**Instruksi tugas**
Ambil semua baris di bawah ini, lalu tuliskan kembali tanpa mengubah satu karakter pun.

▬▬▬▬▬▬▬▬▬▬

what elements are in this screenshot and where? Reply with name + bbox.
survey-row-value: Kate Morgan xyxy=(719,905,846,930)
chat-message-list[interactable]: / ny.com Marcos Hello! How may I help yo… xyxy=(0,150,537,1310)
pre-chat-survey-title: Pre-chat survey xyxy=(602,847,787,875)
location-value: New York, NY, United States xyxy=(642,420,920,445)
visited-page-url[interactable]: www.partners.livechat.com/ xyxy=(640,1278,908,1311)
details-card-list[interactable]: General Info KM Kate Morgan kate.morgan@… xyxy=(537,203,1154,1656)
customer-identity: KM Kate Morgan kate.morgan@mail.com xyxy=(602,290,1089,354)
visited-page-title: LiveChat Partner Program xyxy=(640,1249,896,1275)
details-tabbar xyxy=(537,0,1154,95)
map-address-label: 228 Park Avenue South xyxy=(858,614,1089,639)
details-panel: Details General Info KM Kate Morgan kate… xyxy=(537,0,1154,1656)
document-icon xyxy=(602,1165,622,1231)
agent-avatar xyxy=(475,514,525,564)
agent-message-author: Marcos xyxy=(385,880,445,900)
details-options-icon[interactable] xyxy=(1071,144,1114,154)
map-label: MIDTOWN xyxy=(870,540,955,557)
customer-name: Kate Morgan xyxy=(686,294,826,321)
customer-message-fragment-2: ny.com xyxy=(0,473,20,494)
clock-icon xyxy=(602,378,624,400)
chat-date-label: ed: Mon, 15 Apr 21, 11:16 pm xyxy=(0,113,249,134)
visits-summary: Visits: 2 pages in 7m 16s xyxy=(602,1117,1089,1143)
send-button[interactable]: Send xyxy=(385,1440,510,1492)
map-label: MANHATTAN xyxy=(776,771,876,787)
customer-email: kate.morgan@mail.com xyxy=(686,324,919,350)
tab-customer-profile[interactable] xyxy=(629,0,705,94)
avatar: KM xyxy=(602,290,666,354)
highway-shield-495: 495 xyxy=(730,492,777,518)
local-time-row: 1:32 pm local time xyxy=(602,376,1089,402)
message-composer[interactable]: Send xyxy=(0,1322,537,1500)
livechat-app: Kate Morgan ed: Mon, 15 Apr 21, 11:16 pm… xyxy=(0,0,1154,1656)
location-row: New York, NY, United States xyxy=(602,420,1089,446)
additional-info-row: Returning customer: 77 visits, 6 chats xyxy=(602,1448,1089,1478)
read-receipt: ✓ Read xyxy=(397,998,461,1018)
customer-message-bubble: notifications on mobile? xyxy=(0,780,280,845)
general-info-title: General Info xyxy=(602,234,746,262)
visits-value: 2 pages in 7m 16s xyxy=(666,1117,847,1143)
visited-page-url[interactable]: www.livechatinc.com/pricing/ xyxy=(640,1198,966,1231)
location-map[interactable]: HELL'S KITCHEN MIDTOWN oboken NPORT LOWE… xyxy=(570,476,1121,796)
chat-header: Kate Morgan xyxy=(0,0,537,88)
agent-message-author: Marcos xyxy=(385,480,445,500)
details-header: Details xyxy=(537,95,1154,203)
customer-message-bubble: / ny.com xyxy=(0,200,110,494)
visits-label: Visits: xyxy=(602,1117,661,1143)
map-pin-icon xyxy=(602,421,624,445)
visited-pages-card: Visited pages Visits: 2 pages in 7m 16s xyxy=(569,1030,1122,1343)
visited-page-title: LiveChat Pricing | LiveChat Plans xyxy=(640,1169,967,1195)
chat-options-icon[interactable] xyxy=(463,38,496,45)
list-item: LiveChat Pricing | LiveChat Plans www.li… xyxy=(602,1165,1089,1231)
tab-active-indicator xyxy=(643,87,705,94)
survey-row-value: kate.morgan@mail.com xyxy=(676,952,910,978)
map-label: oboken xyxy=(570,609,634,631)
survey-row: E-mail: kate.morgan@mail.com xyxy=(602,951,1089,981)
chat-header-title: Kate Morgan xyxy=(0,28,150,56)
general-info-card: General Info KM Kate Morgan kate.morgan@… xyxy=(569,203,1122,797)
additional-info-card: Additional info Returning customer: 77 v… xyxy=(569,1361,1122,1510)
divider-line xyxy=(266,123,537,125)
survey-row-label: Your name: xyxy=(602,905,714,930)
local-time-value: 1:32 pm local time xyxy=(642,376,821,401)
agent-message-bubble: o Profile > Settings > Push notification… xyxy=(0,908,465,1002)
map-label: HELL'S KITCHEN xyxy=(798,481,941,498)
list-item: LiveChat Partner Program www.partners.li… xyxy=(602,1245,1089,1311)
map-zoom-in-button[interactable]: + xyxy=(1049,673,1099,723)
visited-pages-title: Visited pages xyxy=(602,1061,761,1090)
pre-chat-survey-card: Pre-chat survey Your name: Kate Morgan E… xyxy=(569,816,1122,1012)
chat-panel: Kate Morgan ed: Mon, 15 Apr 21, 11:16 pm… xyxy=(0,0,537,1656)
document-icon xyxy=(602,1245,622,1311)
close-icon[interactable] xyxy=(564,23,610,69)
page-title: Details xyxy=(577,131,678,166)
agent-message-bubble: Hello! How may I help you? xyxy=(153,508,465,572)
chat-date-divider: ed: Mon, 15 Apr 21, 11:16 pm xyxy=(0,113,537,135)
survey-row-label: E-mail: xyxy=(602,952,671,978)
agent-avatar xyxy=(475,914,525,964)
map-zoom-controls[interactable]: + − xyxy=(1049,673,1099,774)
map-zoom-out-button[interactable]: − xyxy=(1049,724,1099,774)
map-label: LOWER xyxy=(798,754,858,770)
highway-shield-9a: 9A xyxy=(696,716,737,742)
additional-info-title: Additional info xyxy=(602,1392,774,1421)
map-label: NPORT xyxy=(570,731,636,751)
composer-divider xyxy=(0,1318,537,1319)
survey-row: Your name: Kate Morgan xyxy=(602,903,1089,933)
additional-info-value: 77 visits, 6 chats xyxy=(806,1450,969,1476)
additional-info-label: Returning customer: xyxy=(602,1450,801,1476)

▬▬▬▬▬▬▬▬▬▬

**Jawaban latihan**
what elements are in this screenshot and where? Reply with name + bbox.
survey-row-value: Kate Morgan xyxy=(719,905,846,930)
chat-message-list[interactable]: / ny.com Marcos Hello! How may I help yo… xyxy=(0,150,537,1310)
pre-chat-survey-title: Pre-chat survey xyxy=(602,847,787,875)
location-value: New York, NY, United States xyxy=(642,420,920,445)
visited-page-url[interactable]: www.partners.livechat.com/ xyxy=(640,1278,908,1311)
details-card-list[interactable]: General Info KM Kate Morgan kate.morgan@… xyxy=(537,203,1154,1656)
customer-identity: KM Kate Morgan kate.morgan@mail.com xyxy=(602,290,1089,354)
visited-page-title: LiveChat Partner Program xyxy=(640,1249,896,1275)
details-tabbar xyxy=(537,0,1154,95)
map-address-label: 228 Park Avenue South xyxy=(858,614,1089,639)
details-panel: Details General Info KM Kate Morgan kate… xyxy=(537,0,1154,1656)
document-icon xyxy=(602,1165,622,1231)
agent-avatar xyxy=(475,514,525,564)
agent-message-author: Marcos xyxy=(385,880,445,900)
details-options-icon[interactable] xyxy=(1071,144,1114,154)
map-label: MIDTOWN xyxy=(870,540,955,557)
customer-name: Kate Morgan xyxy=(686,294,826,321)
customer-message-fragment-2: ny.com xyxy=(0,473,20,494)
clock-icon xyxy=(602,378,624,400)
chat-date-label: ed: Mon, 15 Apr 21, 11:16 pm xyxy=(0,113,249,134)
visits-summary: Visits: 2 pages in 7m 16s xyxy=(602,1117,1089,1143)
send-button[interactable]: Send xyxy=(385,1440,510,1492)
map-label: MANHATTAN xyxy=(776,771,876,787)
customer-email: kate.morgan@mail.com xyxy=(686,324,919,350)
tab-customer-profile[interactable] xyxy=(629,0,705,94)
avatar: KM xyxy=(602,290,666,354)
highway-shield-495: 495 xyxy=(730,492,777,518)
local-time-row: 1:32 pm local time xyxy=(602,376,1089,402)
message-composer[interactable]: Send xyxy=(0,1322,537,1500)
livechat-app: Kate Morgan ed: Mon, 15 Apr 21, 11:16 pm… xyxy=(0,0,1154,1656)
location-row: New York, NY, United States xyxy=(602,420,1089,446)
additional-info-row: Returning customer: 77 visits, 6 chats xyxy=(602,1448,1089,1478)
read-receipt: ✓ Read xyxy=(397,998,461,1018)
customer-message-bubble: notifications on mobile? xyxy=(0,780,280,845)
general-info-title: General Info xyxy=(602,234,746,262)
visits-value: 2 pages in 7m 16s xyxy=(666,1117,847,1143)
visited-page-url[interactable]: www.livechatinc.com/pricing/ xyxy=(640,1198,966,1231)
location-map[interactable]: HELL'S KITCHEN MIDTOWN oboken NPORT LOWE… xyxy=(570,476,1121,796)
chat-header: Kate Morgan xyxy=(0,0,537,88)
agent-message-author: Marcos xyxy=(385,480,445,500)
details-header: Details xyxy=(537,95,1154,203)
customer-message-bubble: / ny.com xyxy=(0,200,110,494)
visits-label: Visits: xyxy=(602,1117,661,1143)
map-pin-icon xyxy=(602,421,624,445)
visited-pages-card: Visited pages Visits: 2 pages in 7m 16s xyxy=(569,1030,1122,1343)
visited-page-title: LiveChat Pricing | LiveChat Plans xyxy=(640,1169,967,1195)
chat-options-icon[interactable] xyxy=(463,38,496,45)
list-item: LiveChat Pricing | LiveChat Plans www.li… xyxy=(602,1165,1089,1231)
tab-active-indicator xyxy=(643,87,705,94)
survey-row-value: kate.morgan@mail.com xyxy=(676,952,910,978)
map-label: oboken xyxy=(570,609,634,631)
survey-row: E-mail: kate.morgan@mail.com xyxy=(602,951,1089,981)
chat-header-title: Kate Morgan xyxy=(0,28,150,56)
general-info-card: General Info KM Kate Morgan kate.morgan@… xyxy=(569,203,1122,797)
additional-info-card: Additional info Returning customer: 77 v… xyxy=(569,1361,1122,1510)
divider-line xyxy=(266,123,537,125)
survey-row-label: Your name: xyxy=(602,905,714,930)
local-time-value: 1:32 pm local time xyxy=(642,376,821,401)
agent-message-bubble: o Profile > Settings > Push notification… xyxy=(0,908,465,1002)
map-label: HELL'S KITCHEN xyxy=(798,481,941,498)
list-item: LiveChat Partner Program www.partners.li… xyxy=(602,1245,1089,1311)
map-zoom-in-button[interactable]: + xyxy=(1049,673,1099,723)
visited-pages-title: Visited pages xyxy=(602,1061,761,1090)
pre-chat-survey-card: Pre-chat survey Your name: Kate Morgan E… xyxy=(569,816,1122,1012)
chat-panel: Kate Morgan ed: Mon, 15 Apr 21, 11:16 pm… xyxy=(0,0,537,1656)
document-icon xyxy=(602,1245,622,1311)
close-icon[interactable] xyxy=(564,23,610,69)
page-title: Details xyxy=(577,131,678,166)
agent-message-bubble: Hello! How may I help you? xyxy=(153,508,465,572)
chat-date-divider: ed: Mon, 15 Apr 21, 11:16 pm xyxy=(0,113,537,135)
survey-row-label: E-mail: xyxy=(602,952,671,978)
agent-avatar xyxy=(475,914,525,964)
map-zoom-controls[interactable]: + − xyxy=(1049,673,1099,774)
map-zoom-out-button[interactable]: − xyxy=(1049,724,1099,774)
map-label: LOWER xyxy=(798,754,858,770)
highway-shield-9a: 9A xyxy=(696,716,737,742)
additional-info-title: Additional info xyxy=(602,1392,774,1421)
map-label: NPORT xyxy=(570,731,636,751)
composer-divider xyxy=(0,1318,537,1319)
survey-row: Your name: Kate Morgan xyxy=(602,903,1089,933)
additional-info-value: 77 visits, 6 chats xyxy=(806,1450,969,1476)
additional-info-label: Returning customer: xyxy=(602,1450,801,1476)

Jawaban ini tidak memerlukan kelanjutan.